** What you need to do **
Reproduce verbatim the lines below, starting from the first line and continuing up to and including the line that contains "col-stunden: Arbeitsstunden pro".

** Data extract **
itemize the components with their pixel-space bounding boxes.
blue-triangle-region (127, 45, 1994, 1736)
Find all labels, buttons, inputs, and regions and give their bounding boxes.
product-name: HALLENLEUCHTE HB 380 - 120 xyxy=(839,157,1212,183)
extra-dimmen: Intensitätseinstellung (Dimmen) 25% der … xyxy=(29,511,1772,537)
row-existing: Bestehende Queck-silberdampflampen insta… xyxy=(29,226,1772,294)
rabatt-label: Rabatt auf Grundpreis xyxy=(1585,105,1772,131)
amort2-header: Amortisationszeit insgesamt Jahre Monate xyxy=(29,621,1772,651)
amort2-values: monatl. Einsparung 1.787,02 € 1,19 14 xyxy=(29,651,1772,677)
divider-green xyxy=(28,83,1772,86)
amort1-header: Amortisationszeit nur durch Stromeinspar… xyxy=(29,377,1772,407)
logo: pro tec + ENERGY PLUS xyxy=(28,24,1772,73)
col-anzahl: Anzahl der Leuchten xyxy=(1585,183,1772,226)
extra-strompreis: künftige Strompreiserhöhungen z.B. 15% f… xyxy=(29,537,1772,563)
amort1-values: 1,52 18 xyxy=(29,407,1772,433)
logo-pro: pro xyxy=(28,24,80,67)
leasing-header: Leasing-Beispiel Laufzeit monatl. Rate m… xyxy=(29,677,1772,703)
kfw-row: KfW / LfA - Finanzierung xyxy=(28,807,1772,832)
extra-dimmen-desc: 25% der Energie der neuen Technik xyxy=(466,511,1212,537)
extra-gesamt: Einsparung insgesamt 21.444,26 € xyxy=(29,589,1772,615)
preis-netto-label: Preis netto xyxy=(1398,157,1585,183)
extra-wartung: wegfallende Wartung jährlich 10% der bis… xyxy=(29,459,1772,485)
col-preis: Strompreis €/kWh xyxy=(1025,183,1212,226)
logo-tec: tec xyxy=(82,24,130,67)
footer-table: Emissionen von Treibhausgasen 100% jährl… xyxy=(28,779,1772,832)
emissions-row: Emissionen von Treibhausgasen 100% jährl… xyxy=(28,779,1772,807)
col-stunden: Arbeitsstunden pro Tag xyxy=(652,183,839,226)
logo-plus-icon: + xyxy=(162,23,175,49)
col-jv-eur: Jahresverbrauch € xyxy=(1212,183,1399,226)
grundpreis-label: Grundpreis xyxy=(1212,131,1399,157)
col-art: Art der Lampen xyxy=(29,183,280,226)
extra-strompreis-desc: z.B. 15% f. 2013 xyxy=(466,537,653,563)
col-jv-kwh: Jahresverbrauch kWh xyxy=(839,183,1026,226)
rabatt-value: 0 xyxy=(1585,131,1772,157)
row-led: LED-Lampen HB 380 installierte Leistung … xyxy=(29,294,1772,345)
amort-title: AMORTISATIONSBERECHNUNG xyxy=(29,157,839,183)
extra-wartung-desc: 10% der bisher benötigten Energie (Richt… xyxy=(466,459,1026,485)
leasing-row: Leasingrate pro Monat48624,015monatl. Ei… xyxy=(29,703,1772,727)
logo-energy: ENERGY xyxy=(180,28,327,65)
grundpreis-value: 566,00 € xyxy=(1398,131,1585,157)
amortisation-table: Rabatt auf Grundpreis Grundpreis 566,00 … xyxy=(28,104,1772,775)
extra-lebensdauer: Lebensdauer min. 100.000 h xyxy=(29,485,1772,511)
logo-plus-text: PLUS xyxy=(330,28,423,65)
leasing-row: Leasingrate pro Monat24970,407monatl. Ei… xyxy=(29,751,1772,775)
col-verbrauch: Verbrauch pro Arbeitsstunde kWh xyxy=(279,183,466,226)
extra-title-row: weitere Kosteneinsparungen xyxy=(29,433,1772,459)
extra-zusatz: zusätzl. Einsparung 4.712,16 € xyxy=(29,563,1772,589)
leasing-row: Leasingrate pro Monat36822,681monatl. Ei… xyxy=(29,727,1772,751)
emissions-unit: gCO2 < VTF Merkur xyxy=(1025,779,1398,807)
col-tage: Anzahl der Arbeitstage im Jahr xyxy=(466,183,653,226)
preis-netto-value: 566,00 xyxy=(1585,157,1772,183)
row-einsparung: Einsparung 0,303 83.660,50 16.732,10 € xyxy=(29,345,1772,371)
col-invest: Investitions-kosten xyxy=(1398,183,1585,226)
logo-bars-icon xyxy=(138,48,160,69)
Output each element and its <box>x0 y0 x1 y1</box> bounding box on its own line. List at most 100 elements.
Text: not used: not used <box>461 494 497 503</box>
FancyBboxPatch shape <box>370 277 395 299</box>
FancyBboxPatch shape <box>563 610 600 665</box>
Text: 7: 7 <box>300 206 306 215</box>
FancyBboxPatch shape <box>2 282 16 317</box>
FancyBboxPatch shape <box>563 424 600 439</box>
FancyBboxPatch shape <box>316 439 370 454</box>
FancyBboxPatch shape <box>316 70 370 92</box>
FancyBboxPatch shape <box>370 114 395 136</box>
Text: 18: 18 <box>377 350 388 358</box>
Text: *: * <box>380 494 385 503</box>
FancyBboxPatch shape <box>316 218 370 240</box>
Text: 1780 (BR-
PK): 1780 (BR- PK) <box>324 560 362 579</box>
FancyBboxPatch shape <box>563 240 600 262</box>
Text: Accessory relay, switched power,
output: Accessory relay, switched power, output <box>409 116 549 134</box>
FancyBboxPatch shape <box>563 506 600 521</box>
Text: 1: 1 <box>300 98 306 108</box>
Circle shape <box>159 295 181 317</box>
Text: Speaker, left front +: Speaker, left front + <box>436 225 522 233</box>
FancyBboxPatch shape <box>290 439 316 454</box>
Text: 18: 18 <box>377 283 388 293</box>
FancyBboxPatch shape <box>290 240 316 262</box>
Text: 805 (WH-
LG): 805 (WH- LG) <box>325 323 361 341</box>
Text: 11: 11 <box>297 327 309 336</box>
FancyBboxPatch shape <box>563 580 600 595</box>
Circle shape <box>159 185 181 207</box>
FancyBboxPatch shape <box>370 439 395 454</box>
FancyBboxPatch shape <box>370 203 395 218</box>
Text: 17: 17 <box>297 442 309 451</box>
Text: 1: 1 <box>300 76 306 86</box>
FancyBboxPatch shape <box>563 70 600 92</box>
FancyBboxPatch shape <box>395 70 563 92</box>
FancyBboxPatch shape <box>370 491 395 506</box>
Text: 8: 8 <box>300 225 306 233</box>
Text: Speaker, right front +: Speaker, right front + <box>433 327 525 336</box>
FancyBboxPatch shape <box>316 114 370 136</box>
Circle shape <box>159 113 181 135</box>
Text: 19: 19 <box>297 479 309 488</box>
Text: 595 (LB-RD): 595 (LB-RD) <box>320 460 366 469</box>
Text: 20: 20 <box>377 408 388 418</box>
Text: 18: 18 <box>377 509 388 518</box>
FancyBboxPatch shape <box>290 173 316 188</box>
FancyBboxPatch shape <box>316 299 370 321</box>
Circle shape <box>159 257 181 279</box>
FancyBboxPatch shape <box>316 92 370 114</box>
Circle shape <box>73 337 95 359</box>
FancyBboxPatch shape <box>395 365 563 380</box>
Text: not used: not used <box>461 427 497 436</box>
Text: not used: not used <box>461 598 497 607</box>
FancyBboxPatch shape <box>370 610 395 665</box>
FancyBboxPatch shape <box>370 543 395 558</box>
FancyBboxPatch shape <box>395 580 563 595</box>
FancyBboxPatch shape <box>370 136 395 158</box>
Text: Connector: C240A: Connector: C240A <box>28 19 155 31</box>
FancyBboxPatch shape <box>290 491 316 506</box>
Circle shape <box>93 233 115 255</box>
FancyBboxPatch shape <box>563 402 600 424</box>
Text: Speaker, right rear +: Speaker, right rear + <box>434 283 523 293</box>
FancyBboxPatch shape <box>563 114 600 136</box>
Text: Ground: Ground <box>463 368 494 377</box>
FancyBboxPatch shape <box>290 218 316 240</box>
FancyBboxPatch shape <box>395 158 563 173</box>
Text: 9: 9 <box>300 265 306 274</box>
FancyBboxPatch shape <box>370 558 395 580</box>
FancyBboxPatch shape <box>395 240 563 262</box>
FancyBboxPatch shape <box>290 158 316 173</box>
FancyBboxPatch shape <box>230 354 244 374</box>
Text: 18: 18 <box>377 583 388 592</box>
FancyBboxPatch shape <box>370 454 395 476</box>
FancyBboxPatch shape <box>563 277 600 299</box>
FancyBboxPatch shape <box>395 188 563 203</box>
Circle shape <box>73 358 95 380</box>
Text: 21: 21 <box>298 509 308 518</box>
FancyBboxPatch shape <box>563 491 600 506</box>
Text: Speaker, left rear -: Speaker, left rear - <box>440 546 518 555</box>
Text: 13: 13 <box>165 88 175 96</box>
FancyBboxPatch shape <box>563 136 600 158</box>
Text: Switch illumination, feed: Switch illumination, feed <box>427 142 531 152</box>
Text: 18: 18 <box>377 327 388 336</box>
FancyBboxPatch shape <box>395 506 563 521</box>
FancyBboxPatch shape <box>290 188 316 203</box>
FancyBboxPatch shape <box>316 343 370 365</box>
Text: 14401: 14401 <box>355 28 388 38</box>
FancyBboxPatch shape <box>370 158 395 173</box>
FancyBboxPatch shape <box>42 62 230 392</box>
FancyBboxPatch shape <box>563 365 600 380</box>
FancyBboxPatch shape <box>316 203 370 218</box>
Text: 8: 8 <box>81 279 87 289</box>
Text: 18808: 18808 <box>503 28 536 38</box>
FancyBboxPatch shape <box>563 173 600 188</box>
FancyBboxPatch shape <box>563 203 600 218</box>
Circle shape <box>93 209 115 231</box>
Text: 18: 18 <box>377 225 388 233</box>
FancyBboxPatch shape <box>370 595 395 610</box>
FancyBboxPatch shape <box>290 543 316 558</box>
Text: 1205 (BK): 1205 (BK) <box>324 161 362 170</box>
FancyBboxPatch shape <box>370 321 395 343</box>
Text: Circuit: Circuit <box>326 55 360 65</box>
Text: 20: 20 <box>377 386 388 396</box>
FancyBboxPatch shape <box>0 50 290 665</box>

** Task output **
itemize the components with their pixel-space bounding boxes.
blue-triangle-region (127, 45, 1994, 1736)
Find all labels, buttons, inputs, and regions and give their bounding boxes.
product-name: HALLENLEUCHTE HB 380 - 120 xyxy=(839,157,1212,183)
extra-dimmen: Intensitätseinstellung (Dimmen) 25% der … xyxy=(29,511,1772,537)
row-existing: Bestehende Queck-silberdampflampen insta… xyxy=(29,226,1772,294)
rabatt-label: Rabatt auf Grundpreis xyxy=(1585,105,1772,131)
amort2-header: Amortisationszeit insgesamt Jahre Monate xyxy=(29,621,1772,651)
amort2-values: monatl. Einsparung 1.787,02 € 1,19 14 xyxy=(29,651,1772,677)
divider-green xyxy=(28,83,1772,86)
amort1-header: Amortisationszeit nur durch Stromeinspar… xyxy=(29,377,1772,407)
logo: pro tec + ENERGY PLUS xyxy=(28,24,1772,73)
col-anzahl: Anzahl der Leuchten xyxy=(1585,183,1772,226)
extra-strompreis: künftige Strompreiserhöhungen z.B. 15% f… xyxy=(29,537,1772,563)
amort1-values: 1,52 18 xyxy=(29,407,1772,433)
logo-pro: pro xyxy=(28,24,80,67)
leasing-header: Leasing-Beispiel Laufzeit monatl. Rate m… xyxy=(29,677,1772,703)
kfw-row: KfW / LfA - Finanzierung xyxy=(28,807,1772,832)
extra-dimmen-desc: 25% der Energie der neuen Technik xyxy=(466,511,1212,537)
extra-gesamt: Einsparung insgesamt 21.444,26 € xyxy=(29,589,1772,615)
preis-netto-label: Preis netto xyxy=(1398,157,1585,183)
extra-wartung: wegfallende Wartung jährlich 10% der bis… xyxy=(29,459,1772,485)
col-preis: Strompreis €/kWh xyxy=(1025,183,1212,226)
logo-tec: tec xyxy=(82,24,130,67)
footer-table: Emissionen von Treibhausgasen 100% jährl… xyxy=(28,779,1772,832)
emissions-row: Emissionen von Treibhausgasen 100% jährl… xyxy=(28,779,1772,807)
col-stunden: Arbeitsstunden pro Tag xyxy=(652,183,839,226)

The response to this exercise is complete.